→ Task
Locate each line containing the string "labels" and copy it out.
---+---
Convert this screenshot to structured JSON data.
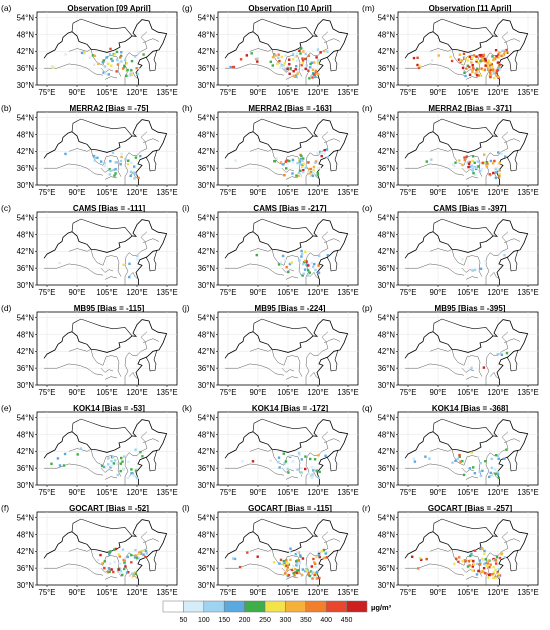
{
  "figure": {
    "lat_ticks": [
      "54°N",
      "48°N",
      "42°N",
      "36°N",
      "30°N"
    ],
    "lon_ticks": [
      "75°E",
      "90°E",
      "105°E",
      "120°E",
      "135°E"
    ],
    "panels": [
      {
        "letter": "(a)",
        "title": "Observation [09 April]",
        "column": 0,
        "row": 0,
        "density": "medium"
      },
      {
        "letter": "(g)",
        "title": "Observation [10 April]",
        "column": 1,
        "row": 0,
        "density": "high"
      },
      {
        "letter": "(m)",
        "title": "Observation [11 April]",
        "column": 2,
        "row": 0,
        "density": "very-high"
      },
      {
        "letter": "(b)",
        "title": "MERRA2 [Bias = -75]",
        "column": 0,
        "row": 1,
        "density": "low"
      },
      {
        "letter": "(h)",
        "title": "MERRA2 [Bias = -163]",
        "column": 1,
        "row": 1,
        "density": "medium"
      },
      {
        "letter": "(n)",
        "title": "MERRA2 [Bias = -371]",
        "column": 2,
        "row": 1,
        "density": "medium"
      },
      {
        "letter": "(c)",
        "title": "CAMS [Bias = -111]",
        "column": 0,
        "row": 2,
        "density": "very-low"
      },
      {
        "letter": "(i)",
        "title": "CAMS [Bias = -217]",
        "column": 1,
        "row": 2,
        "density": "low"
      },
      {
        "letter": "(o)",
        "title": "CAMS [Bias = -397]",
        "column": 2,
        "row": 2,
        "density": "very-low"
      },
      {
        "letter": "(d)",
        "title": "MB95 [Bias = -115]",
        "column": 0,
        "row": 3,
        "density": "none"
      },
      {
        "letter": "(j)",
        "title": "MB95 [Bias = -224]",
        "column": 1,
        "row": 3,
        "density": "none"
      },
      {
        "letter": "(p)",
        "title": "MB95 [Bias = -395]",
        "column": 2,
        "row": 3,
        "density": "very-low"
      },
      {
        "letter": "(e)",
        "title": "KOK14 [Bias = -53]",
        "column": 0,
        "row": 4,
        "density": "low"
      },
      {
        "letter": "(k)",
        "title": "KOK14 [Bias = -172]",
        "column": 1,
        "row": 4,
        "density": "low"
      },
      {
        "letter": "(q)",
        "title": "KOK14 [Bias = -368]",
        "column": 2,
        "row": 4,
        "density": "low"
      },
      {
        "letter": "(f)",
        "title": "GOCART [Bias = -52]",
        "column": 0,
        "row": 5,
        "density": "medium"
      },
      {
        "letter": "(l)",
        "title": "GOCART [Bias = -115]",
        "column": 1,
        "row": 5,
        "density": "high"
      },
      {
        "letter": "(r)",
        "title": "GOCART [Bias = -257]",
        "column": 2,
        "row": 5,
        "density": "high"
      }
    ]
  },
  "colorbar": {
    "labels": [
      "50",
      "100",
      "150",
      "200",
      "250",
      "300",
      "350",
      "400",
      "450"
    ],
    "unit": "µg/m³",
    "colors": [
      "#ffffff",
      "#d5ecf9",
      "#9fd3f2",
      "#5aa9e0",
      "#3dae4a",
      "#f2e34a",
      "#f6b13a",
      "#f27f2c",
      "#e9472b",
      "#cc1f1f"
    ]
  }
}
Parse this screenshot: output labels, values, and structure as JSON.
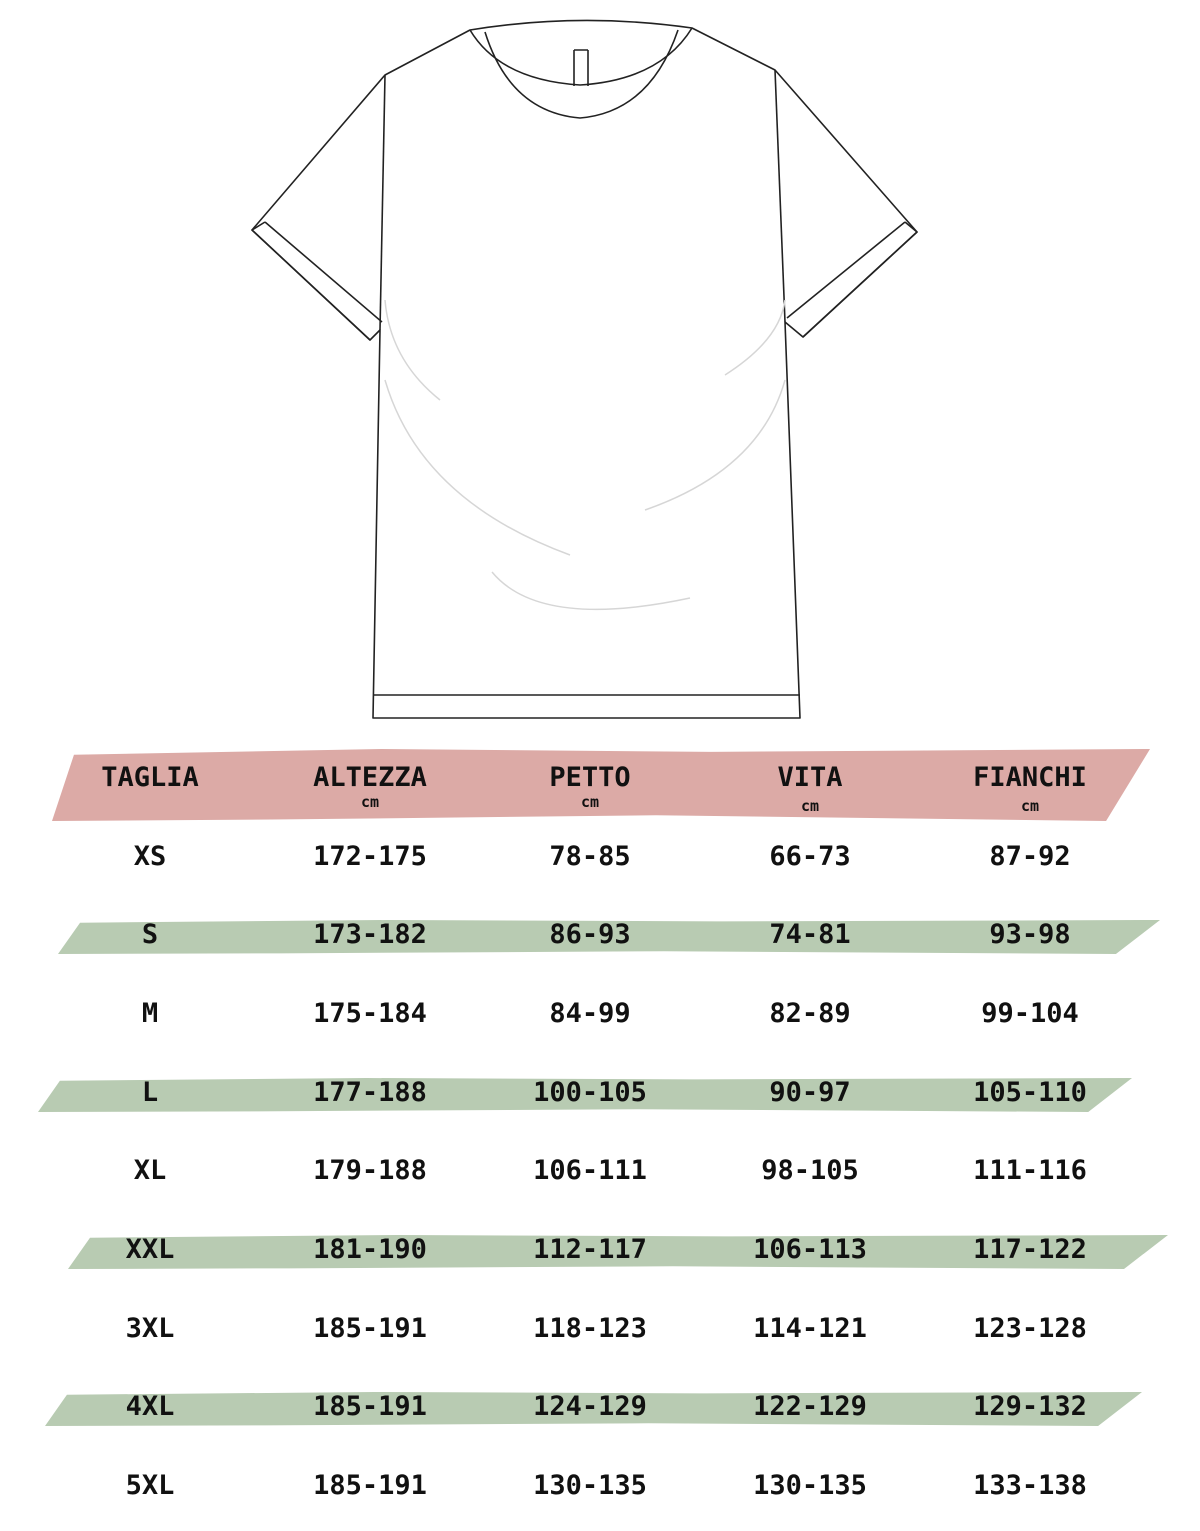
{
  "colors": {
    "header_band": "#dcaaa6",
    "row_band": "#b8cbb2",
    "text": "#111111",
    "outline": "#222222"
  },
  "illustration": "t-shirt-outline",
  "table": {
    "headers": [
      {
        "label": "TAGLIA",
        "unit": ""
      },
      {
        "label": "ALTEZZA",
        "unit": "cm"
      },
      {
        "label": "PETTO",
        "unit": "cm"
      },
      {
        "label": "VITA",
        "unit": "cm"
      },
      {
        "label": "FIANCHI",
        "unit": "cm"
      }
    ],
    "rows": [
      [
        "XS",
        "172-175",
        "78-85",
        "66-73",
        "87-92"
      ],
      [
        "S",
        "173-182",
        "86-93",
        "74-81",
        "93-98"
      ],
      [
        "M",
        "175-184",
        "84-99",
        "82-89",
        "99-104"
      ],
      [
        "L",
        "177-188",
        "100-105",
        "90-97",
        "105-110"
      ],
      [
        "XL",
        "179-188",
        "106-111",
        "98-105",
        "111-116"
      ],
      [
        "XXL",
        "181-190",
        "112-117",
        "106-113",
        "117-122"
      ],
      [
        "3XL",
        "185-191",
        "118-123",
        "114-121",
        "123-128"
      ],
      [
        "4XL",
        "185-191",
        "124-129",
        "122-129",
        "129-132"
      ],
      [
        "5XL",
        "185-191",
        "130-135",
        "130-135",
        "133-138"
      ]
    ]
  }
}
---+---
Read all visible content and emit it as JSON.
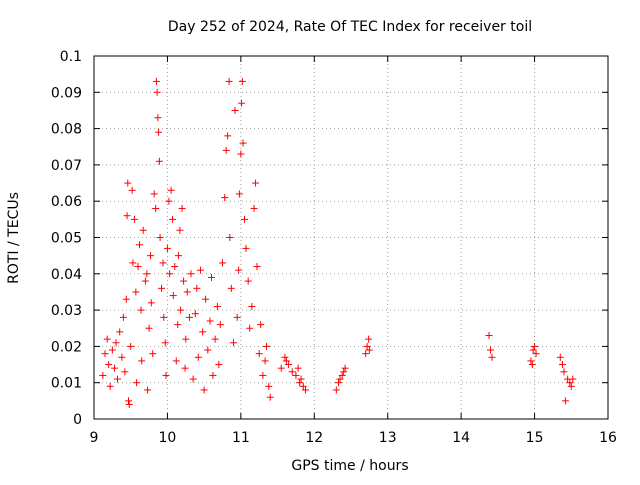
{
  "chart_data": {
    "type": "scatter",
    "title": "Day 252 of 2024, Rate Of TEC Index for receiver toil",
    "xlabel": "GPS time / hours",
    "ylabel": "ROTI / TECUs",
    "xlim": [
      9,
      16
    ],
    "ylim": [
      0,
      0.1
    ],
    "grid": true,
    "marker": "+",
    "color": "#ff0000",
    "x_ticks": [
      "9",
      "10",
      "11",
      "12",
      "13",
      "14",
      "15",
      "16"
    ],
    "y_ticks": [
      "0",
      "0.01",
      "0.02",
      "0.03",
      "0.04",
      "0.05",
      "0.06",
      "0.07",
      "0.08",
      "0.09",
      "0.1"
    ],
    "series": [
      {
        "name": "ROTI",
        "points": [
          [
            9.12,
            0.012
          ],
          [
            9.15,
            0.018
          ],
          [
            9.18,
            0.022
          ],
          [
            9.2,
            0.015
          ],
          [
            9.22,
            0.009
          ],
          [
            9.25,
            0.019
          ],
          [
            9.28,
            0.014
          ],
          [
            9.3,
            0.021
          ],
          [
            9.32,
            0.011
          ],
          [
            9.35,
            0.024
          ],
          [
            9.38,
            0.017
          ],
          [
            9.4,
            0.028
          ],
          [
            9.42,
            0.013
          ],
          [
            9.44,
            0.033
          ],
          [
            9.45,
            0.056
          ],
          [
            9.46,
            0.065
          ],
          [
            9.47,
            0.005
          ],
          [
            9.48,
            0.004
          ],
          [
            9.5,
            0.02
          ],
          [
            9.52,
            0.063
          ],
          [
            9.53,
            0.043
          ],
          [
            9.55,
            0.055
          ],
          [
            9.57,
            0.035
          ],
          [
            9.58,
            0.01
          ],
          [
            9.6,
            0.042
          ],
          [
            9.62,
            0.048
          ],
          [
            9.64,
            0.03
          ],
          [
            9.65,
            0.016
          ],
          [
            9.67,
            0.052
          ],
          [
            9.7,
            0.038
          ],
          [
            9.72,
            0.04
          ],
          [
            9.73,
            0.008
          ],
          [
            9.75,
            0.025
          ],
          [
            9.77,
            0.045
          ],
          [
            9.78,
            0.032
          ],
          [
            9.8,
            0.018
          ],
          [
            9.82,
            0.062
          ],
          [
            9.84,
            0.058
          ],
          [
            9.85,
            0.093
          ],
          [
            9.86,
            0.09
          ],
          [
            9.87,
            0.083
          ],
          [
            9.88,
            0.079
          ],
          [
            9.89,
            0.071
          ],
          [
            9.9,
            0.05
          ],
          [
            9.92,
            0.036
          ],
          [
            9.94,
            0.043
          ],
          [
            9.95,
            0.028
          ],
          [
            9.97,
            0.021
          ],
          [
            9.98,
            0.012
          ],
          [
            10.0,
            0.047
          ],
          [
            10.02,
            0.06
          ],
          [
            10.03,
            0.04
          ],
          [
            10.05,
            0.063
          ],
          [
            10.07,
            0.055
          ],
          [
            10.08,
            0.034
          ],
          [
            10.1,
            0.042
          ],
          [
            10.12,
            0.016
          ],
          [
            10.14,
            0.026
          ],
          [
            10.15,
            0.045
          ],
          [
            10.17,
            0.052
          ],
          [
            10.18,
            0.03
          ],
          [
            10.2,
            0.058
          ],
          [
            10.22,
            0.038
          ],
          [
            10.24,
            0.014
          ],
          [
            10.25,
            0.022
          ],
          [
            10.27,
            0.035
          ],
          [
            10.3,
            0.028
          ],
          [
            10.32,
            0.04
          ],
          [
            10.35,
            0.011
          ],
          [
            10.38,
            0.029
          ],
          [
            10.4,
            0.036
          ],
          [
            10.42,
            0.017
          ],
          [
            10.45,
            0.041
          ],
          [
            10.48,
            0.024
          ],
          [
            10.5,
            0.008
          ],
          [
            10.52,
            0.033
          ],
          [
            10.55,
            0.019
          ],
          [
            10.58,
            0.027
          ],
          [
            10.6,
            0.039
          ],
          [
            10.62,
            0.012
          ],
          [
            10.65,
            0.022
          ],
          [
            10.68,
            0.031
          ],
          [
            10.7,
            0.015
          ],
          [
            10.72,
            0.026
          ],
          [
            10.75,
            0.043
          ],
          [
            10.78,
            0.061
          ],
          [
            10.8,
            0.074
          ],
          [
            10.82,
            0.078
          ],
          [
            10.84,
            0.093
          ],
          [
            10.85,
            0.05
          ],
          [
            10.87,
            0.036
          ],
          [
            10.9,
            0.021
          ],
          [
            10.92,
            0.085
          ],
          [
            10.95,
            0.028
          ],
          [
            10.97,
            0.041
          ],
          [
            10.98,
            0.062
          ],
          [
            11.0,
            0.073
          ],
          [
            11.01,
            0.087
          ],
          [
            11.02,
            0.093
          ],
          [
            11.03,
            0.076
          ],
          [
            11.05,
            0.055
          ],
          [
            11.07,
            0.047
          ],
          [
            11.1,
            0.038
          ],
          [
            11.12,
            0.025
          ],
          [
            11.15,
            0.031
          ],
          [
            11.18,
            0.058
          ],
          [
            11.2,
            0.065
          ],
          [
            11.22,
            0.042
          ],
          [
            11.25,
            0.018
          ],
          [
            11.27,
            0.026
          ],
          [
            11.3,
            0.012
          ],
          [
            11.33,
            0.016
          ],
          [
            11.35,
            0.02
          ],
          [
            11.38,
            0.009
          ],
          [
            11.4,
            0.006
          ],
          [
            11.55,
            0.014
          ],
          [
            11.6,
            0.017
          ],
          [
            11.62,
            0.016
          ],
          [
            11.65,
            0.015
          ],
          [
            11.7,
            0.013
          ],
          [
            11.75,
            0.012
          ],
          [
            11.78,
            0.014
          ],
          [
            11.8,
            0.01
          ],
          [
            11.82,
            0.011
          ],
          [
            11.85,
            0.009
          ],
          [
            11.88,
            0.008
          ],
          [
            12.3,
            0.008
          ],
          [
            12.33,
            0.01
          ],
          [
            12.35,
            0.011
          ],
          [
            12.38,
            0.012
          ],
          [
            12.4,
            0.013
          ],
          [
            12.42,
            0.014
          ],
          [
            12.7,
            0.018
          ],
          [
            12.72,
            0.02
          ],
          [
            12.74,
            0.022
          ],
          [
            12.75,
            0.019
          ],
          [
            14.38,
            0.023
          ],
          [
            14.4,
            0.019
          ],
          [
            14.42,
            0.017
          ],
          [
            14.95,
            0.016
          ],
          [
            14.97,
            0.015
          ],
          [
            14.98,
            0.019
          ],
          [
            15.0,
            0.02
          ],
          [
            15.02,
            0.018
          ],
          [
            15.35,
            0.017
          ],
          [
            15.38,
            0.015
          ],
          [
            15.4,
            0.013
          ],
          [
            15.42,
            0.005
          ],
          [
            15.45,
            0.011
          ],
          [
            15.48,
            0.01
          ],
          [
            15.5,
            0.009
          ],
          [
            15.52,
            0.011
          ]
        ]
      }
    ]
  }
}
---+---
→ Task result
    "labels": [
Parse this screenshot: output labels, values, and structure as JSON.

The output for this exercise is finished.